§ **What to produce**
Read the listing below and copy out every line that holds "watermark".

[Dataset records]
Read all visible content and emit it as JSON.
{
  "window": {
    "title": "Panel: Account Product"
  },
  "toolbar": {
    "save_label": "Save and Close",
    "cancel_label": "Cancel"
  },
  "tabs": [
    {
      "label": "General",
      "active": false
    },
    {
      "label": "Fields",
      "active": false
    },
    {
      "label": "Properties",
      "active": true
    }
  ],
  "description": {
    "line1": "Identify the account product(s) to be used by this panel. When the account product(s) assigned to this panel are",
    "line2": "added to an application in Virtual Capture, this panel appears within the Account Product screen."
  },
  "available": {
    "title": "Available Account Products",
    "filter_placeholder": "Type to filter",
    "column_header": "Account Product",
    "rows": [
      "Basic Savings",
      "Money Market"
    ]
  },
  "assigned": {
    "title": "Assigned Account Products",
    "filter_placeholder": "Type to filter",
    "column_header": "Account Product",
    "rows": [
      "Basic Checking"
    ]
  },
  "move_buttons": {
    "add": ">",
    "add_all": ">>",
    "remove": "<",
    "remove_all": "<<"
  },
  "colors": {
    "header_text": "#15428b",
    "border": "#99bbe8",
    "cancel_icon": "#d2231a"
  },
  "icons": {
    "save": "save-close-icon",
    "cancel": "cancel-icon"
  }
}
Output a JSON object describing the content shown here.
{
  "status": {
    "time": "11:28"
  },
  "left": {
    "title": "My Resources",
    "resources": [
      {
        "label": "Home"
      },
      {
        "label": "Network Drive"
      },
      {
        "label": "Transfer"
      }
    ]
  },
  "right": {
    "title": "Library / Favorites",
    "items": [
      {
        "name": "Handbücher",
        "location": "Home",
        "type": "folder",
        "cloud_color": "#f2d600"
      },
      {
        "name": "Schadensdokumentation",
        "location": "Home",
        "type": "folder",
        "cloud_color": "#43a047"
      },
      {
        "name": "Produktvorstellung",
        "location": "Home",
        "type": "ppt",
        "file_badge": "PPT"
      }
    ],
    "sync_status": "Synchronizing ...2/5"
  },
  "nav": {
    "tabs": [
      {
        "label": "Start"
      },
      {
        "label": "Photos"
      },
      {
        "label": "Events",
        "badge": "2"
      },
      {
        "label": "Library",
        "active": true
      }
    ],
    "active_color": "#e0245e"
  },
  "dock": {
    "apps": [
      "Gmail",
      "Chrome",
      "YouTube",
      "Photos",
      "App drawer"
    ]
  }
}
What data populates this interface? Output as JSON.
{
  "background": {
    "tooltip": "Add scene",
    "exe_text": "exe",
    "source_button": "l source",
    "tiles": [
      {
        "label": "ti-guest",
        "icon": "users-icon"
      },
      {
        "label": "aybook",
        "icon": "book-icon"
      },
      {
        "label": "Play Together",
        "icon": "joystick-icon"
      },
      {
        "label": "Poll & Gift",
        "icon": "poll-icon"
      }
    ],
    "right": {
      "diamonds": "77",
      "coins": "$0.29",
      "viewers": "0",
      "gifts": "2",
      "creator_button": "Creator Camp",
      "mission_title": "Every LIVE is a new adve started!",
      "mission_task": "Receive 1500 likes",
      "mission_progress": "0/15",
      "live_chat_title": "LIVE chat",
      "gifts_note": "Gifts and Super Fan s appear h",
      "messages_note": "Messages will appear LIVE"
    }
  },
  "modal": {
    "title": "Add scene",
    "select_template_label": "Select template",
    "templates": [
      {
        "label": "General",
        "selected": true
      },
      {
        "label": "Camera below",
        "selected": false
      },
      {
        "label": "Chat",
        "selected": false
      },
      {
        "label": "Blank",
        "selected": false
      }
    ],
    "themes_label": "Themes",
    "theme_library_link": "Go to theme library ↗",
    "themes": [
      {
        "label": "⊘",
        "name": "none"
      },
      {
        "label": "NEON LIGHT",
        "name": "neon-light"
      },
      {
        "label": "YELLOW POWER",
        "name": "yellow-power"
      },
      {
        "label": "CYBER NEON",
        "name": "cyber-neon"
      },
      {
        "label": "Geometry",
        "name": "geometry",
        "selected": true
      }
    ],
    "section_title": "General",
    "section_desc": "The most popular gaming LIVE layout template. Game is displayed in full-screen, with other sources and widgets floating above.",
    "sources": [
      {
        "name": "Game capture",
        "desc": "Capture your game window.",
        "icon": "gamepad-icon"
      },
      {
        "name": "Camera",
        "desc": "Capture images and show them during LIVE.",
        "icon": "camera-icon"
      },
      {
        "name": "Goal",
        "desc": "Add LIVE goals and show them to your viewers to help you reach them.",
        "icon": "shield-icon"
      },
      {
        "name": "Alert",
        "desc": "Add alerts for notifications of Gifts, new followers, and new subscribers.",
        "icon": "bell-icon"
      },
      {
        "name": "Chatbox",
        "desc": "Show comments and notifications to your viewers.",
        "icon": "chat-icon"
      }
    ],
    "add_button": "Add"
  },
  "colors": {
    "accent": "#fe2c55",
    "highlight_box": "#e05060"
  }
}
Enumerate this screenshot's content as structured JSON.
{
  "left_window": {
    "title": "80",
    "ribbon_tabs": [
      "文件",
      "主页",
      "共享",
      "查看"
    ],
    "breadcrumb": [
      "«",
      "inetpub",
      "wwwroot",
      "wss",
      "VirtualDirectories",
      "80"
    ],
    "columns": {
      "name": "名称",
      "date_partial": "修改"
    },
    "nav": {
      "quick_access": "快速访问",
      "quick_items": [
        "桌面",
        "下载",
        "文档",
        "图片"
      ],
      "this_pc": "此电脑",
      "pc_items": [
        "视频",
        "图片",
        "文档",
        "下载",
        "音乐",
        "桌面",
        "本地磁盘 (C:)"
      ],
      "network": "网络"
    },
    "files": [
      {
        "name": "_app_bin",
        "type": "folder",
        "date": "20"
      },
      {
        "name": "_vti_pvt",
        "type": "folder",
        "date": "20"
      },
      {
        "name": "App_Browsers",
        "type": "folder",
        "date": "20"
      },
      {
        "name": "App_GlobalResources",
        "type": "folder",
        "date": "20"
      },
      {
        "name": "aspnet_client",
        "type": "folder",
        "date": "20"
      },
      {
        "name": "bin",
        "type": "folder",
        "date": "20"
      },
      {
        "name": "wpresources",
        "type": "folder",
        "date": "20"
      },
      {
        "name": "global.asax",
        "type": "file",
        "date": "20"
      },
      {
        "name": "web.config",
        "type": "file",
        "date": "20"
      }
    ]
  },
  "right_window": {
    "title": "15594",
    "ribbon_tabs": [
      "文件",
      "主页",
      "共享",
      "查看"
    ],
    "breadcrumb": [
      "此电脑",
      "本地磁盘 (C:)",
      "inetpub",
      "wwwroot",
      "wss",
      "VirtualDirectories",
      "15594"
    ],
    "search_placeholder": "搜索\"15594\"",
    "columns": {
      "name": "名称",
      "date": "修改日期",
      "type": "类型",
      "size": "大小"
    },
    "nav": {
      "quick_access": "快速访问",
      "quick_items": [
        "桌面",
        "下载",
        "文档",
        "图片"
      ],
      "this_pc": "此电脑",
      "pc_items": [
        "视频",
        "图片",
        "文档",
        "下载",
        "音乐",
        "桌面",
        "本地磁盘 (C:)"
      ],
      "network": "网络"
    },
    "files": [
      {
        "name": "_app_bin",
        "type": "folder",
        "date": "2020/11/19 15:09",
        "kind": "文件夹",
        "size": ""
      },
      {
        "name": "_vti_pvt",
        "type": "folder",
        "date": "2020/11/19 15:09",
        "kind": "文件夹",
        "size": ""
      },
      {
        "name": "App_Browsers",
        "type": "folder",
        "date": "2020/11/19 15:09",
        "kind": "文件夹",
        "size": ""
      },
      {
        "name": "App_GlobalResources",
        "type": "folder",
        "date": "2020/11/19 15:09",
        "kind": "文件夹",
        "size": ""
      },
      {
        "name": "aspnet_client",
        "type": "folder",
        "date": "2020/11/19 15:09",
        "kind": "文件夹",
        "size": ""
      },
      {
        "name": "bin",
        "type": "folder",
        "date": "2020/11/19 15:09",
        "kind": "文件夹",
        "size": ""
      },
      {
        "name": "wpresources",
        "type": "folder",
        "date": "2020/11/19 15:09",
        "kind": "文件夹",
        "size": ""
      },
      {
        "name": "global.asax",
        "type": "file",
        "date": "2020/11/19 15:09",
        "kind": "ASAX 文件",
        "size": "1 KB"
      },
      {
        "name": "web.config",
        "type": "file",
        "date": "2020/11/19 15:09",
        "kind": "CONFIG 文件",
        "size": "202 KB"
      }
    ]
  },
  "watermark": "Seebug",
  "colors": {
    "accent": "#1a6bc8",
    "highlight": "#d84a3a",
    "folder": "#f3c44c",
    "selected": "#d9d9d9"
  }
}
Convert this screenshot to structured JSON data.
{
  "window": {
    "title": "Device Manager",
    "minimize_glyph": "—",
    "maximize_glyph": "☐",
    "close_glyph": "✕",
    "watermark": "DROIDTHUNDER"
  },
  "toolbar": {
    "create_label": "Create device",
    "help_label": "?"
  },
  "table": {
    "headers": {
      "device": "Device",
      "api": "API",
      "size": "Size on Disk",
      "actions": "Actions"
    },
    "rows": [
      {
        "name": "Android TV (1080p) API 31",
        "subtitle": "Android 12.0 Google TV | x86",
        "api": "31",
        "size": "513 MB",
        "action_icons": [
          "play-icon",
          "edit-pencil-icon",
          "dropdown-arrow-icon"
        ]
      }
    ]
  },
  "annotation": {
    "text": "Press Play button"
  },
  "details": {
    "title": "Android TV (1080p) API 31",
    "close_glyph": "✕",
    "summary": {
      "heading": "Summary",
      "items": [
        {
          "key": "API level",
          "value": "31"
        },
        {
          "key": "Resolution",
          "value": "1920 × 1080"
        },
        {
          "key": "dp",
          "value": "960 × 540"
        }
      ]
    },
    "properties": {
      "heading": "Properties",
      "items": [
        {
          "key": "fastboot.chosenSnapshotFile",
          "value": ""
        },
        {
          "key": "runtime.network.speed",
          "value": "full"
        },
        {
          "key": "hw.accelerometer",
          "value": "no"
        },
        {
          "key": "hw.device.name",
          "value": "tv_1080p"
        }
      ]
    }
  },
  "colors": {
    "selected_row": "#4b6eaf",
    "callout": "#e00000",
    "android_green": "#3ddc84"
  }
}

§ **Result of the task**
  "watermark": "Seebug",
    "watermark": "DROIDTHUNDER"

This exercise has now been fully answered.